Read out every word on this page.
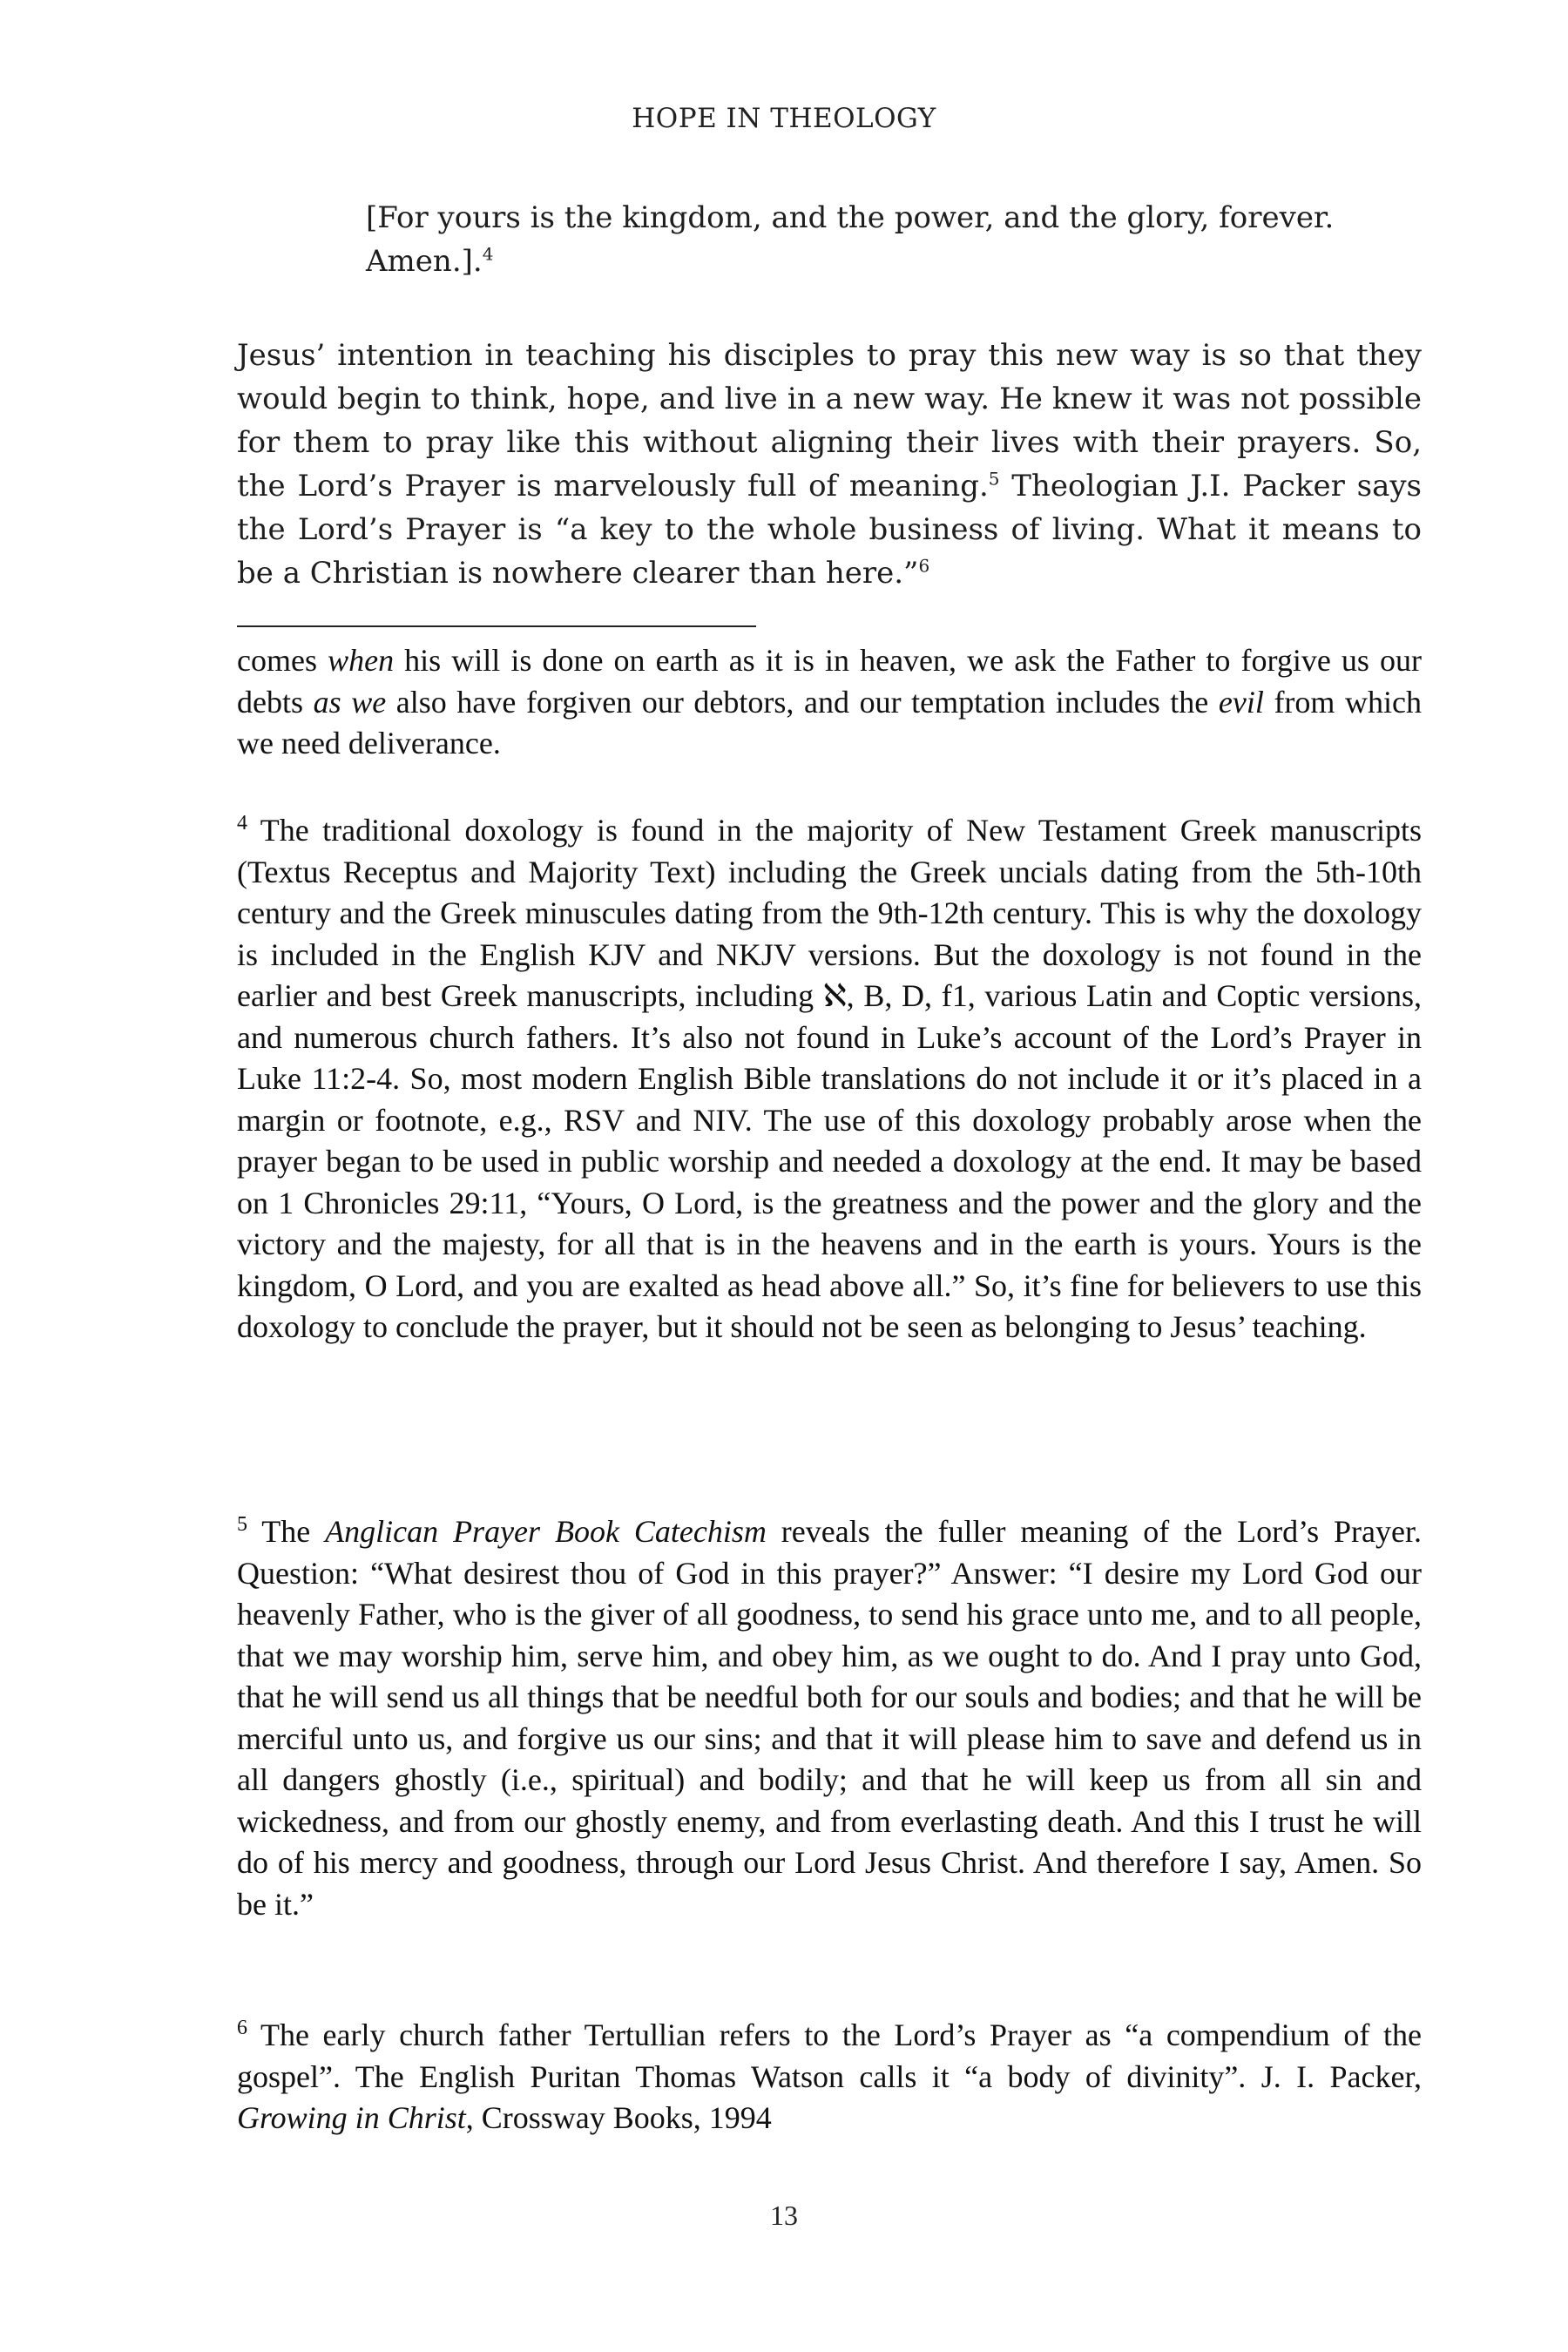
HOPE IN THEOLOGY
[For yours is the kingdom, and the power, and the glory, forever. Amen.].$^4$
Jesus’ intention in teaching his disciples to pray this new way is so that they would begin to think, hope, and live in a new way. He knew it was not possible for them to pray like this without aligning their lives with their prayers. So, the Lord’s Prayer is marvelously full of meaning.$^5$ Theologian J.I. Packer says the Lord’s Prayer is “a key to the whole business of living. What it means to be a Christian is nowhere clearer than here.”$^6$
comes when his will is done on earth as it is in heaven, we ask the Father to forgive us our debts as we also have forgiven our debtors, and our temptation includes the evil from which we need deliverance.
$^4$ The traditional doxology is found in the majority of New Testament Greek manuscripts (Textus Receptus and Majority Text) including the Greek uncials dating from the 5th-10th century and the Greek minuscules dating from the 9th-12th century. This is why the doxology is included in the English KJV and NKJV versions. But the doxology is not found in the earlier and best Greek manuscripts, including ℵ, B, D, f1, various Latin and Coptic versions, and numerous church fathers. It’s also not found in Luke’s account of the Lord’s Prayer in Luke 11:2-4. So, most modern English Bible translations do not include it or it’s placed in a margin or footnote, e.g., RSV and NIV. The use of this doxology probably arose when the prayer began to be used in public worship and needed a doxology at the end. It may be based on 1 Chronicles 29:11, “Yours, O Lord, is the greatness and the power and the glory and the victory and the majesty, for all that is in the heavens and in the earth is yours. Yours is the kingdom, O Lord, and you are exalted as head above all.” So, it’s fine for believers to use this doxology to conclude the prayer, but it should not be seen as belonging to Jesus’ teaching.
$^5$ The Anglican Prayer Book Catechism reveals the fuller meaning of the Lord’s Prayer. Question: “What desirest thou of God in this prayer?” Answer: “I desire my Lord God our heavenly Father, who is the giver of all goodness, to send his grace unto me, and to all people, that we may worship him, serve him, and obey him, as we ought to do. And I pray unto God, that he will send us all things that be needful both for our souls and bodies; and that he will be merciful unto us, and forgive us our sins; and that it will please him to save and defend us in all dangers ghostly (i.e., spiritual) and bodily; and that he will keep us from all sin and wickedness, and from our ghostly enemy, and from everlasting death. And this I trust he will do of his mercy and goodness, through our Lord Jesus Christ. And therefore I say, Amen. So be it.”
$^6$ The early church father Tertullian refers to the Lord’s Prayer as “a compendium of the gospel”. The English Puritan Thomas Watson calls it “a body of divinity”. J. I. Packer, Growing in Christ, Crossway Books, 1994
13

***

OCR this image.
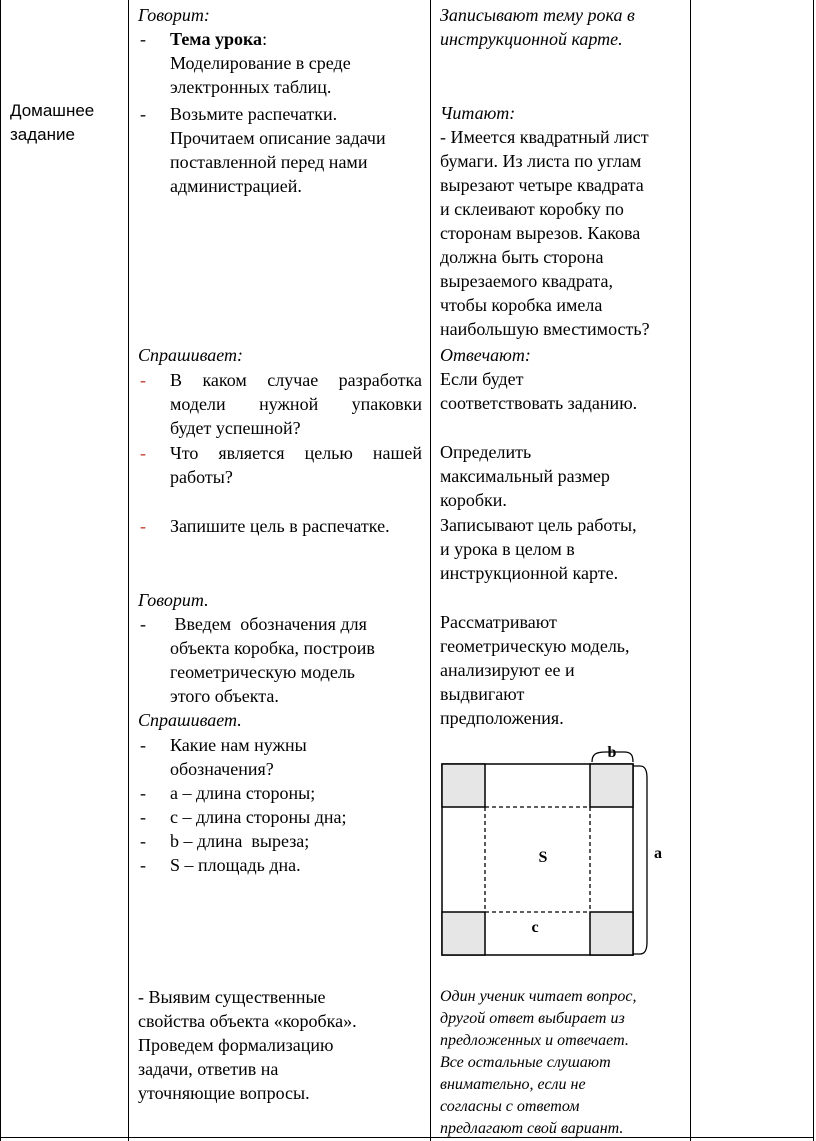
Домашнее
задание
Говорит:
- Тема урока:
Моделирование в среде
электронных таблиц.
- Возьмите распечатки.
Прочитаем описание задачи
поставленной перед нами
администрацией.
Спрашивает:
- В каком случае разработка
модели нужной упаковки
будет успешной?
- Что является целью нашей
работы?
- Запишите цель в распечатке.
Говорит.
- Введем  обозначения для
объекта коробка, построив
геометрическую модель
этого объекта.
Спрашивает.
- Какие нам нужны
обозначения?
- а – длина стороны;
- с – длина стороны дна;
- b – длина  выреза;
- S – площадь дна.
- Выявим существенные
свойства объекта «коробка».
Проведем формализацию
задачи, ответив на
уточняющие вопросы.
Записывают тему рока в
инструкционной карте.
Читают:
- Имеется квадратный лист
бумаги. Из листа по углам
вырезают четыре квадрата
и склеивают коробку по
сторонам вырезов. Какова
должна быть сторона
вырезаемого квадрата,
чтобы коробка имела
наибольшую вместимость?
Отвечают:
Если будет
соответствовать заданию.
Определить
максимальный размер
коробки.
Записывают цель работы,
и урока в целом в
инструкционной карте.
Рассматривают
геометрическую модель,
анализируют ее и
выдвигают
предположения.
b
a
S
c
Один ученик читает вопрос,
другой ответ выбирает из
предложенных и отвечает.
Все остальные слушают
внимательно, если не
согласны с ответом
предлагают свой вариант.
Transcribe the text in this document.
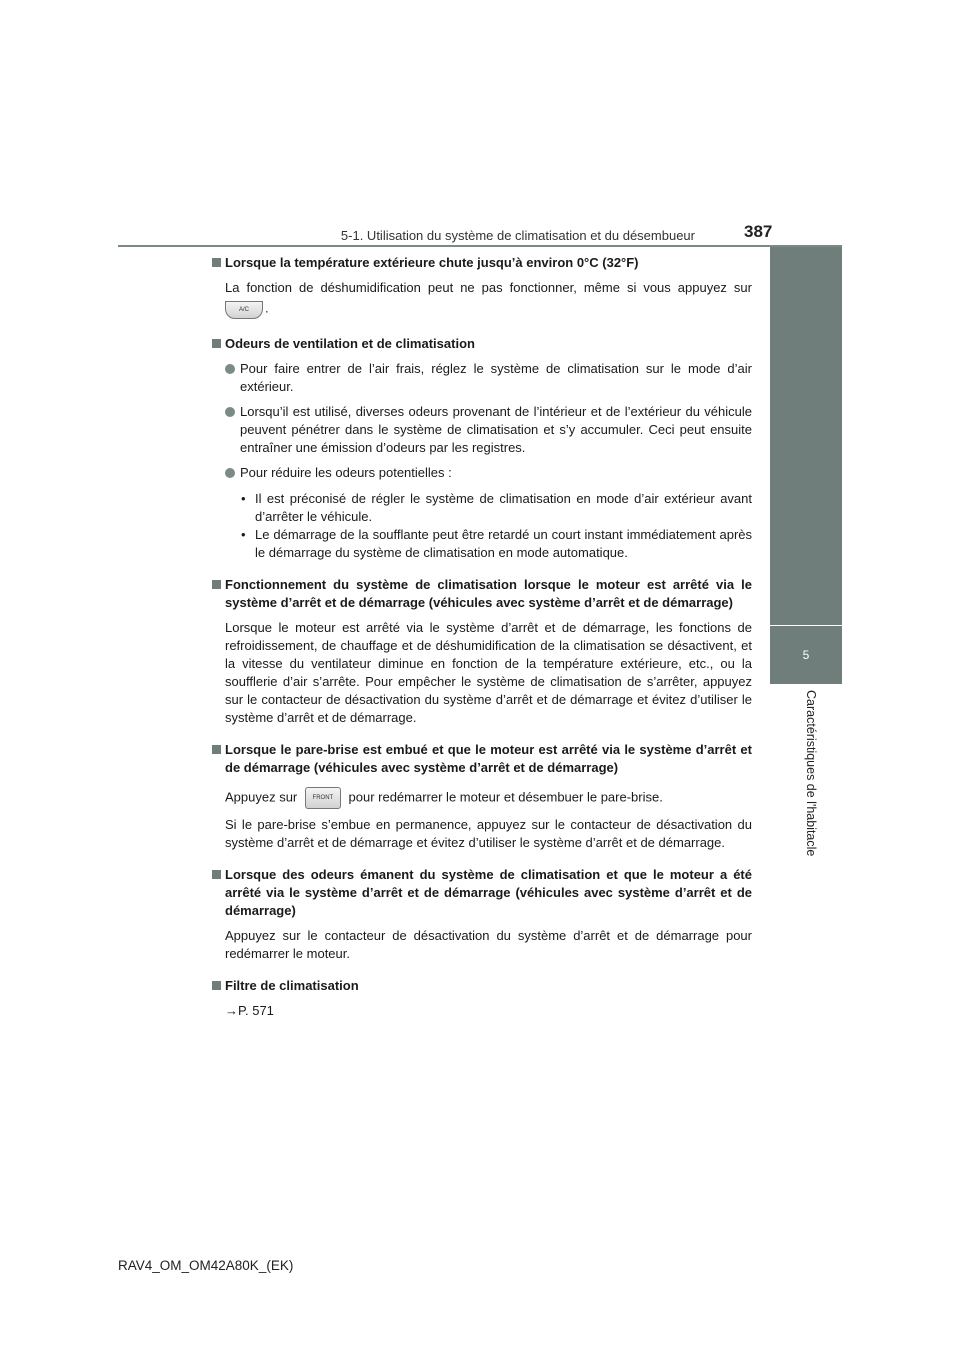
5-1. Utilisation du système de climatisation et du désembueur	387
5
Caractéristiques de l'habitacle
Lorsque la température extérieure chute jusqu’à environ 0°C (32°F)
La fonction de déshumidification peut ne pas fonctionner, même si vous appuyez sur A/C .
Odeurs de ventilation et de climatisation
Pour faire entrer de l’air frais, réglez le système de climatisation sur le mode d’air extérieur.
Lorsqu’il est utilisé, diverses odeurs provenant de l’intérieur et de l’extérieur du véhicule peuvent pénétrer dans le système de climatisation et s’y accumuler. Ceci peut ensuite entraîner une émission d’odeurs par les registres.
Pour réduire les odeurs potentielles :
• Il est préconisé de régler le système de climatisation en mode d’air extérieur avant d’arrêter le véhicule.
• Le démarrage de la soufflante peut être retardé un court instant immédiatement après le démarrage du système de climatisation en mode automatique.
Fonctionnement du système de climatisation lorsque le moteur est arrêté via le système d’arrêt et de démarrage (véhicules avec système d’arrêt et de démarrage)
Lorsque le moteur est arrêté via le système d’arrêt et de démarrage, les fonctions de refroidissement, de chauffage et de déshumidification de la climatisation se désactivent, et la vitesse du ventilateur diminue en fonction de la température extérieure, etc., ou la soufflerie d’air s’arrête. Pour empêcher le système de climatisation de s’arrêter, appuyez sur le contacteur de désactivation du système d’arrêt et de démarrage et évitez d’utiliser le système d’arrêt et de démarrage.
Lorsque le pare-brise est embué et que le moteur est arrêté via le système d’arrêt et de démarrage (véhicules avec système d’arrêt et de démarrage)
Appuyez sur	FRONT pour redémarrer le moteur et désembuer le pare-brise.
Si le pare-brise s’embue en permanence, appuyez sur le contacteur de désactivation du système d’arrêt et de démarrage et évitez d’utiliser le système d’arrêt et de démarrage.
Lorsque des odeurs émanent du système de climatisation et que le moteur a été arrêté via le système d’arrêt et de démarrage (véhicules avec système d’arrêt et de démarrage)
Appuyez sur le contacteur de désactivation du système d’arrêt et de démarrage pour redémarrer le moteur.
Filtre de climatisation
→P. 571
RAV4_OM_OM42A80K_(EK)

***

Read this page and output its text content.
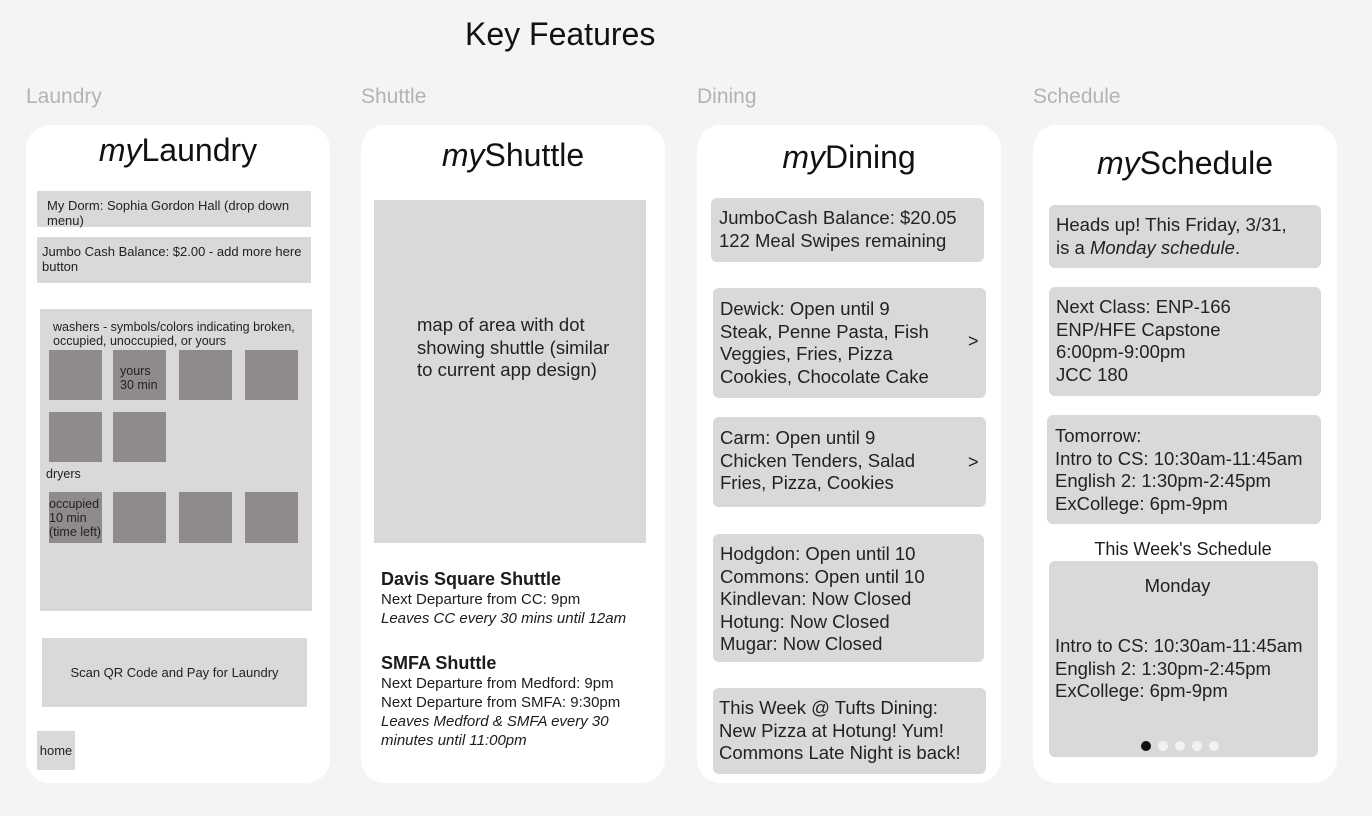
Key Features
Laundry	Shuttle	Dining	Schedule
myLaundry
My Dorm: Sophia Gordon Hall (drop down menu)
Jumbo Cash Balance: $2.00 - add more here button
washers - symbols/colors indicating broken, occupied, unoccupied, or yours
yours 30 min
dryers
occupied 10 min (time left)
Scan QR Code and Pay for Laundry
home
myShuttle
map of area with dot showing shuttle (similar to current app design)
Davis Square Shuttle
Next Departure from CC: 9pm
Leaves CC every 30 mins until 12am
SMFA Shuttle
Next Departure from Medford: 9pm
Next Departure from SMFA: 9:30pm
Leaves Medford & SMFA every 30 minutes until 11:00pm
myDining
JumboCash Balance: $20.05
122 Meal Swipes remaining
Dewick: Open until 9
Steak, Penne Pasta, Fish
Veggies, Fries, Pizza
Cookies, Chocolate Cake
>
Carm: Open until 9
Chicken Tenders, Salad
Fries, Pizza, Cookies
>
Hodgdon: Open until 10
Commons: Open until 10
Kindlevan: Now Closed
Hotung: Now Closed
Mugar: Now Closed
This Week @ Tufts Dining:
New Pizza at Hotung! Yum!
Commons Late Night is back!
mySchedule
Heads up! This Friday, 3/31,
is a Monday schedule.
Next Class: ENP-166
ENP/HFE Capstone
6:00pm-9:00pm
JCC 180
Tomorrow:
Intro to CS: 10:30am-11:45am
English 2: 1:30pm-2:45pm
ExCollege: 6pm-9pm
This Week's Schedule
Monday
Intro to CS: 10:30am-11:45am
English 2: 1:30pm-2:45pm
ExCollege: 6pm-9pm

***

#### [What you will do]
Look through the entries above for the word "модель". Copy every line where it shows up.

#### [Worked answer]
геометрическую модель
геометрическую модель,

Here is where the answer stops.